-- Start Document excerpt --
When the report originally emerged, it prompted a brief stir, with some media falsely claiming that the birth mother was demanding that Zahara be returned to Ethiopia. But Mentewab was reportedly thrilled when she learned that it was Angelina Jolie who had adopted her daughter. “She will have a better life with Angelina,” she told the
Daily Mail
. “If she had stayed with me she could have died. I’m happy to see my daughter in a better life, in a better place. The thing that makes me upset is that Angelina is saying I’m dead. I’m alive and have never had AIDS.” She also expressed a desire for Jolie to bring her daughter to visit her birthplace and family. “She must know her country, she must know her family, that’s where her identity is,” she added.

To this day, Jolie has apparently not brought Zahara to meet her birth mother or to visit the city of her birth, although she has brought her to Ethiopia on more than one occasion.
-- End Document excerpt --
-- Start Material provided --
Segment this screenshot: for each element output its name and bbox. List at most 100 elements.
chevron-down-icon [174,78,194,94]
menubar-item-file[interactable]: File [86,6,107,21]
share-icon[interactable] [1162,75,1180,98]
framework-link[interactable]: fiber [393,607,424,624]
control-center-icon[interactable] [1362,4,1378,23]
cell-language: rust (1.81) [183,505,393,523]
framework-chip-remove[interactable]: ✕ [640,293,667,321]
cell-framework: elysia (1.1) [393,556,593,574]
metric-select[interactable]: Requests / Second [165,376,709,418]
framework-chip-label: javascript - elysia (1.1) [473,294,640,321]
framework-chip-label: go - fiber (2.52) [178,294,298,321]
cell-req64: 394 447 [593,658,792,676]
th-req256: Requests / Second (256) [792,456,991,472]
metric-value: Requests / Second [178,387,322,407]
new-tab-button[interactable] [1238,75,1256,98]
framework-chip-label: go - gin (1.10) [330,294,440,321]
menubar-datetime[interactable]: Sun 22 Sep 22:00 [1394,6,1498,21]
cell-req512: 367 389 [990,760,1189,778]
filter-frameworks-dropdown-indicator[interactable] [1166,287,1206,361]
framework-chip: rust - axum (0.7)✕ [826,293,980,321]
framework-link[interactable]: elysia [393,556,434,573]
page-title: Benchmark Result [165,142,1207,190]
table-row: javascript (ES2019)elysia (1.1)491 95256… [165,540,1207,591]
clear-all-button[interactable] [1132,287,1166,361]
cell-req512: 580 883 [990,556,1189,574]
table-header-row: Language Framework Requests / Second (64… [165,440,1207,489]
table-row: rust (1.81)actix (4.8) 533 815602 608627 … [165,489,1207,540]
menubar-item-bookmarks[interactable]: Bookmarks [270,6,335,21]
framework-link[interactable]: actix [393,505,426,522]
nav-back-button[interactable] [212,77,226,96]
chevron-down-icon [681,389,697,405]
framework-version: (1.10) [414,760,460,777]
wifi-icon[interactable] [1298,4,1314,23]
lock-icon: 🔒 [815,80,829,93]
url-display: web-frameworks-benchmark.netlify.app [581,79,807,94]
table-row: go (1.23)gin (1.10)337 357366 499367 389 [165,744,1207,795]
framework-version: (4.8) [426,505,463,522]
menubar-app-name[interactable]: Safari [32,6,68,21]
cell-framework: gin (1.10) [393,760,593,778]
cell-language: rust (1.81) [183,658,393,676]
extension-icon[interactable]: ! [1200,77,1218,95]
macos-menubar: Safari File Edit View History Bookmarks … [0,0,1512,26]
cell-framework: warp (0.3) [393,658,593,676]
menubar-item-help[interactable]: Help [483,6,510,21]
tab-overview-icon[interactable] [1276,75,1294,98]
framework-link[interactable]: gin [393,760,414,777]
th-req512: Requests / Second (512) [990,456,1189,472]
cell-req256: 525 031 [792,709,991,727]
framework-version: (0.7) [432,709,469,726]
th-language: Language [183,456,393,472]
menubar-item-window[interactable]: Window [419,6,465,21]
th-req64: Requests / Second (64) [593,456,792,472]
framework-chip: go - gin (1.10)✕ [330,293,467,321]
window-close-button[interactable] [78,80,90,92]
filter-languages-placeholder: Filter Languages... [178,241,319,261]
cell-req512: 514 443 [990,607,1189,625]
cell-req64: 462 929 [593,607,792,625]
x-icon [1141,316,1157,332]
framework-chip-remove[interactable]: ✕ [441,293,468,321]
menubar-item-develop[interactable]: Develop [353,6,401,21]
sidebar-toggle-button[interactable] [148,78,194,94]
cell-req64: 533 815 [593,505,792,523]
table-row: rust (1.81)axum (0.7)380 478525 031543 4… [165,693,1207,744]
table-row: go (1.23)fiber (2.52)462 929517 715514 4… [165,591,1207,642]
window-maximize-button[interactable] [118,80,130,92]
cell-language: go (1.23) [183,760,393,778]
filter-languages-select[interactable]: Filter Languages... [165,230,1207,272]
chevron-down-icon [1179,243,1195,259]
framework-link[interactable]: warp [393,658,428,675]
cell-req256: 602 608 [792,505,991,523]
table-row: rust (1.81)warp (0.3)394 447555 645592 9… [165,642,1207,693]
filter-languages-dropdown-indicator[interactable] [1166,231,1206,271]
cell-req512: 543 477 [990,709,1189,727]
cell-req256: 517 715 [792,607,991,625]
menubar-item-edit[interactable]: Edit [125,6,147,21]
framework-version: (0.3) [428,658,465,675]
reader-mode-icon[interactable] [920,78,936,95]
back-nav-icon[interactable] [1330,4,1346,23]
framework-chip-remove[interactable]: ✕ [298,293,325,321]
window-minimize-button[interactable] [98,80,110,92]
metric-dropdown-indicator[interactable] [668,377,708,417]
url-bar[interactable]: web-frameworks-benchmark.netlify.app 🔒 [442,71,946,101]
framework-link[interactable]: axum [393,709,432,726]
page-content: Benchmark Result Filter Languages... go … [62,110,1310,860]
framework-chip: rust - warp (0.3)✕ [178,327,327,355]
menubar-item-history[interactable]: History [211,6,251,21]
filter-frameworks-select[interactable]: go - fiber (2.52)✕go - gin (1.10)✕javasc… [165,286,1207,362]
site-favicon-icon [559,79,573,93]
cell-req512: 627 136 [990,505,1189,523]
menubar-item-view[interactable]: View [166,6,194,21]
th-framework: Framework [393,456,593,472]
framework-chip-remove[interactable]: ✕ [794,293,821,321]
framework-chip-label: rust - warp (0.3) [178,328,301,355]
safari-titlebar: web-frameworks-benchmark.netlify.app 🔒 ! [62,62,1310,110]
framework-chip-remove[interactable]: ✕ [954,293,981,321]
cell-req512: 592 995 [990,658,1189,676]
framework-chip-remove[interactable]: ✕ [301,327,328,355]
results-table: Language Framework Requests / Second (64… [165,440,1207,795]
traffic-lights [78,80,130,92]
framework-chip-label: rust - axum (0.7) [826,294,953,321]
-- End Material provided --
Given request
Carry on the piece about Zahara's birth mother, starting right after its final sentence.

Written answer
Given the controversies surrounding the birth of Maddox and Zahara, it was a little unusual to pick up the newspapers in January 2007 and see Jolie criticizing Madonna for illegally adopting a Malawian baby. The pop singer had been at the center of a media storm for several months after she announced that she and her husband, Guy Ritchie, planned to adopt a Malawian boy whose mother had died in childbirth. Aid groups inside the country and abroad had criticized the singer for suddenly announcing that she was planning to adopt an African child. Malawi, it turns out, usually required an eighteen-month residency before a child could be adopted, making it appear that Madonna was somehow flouting the law or that her adoption was being “fast-tracked.”

Despite Jolie’s public admonition, however, there was nothing illegal about Madonna’s adoption. The procedures were being strictly monitored by the Malawian courts to ensure compliance with the country’s laws. In January, Malawi High Court Judge Andrew Nyirenda issued an “interim order” allowing the singer and her husband to take the young boy, David Blanda, back to England, where they had to undergo a rigorous vetting process before the adoption could be finalized. Two years later, the adoption was finally approved. The official report submitted by the child welfare officer to the court described Madonna as a “perfect mum” for David.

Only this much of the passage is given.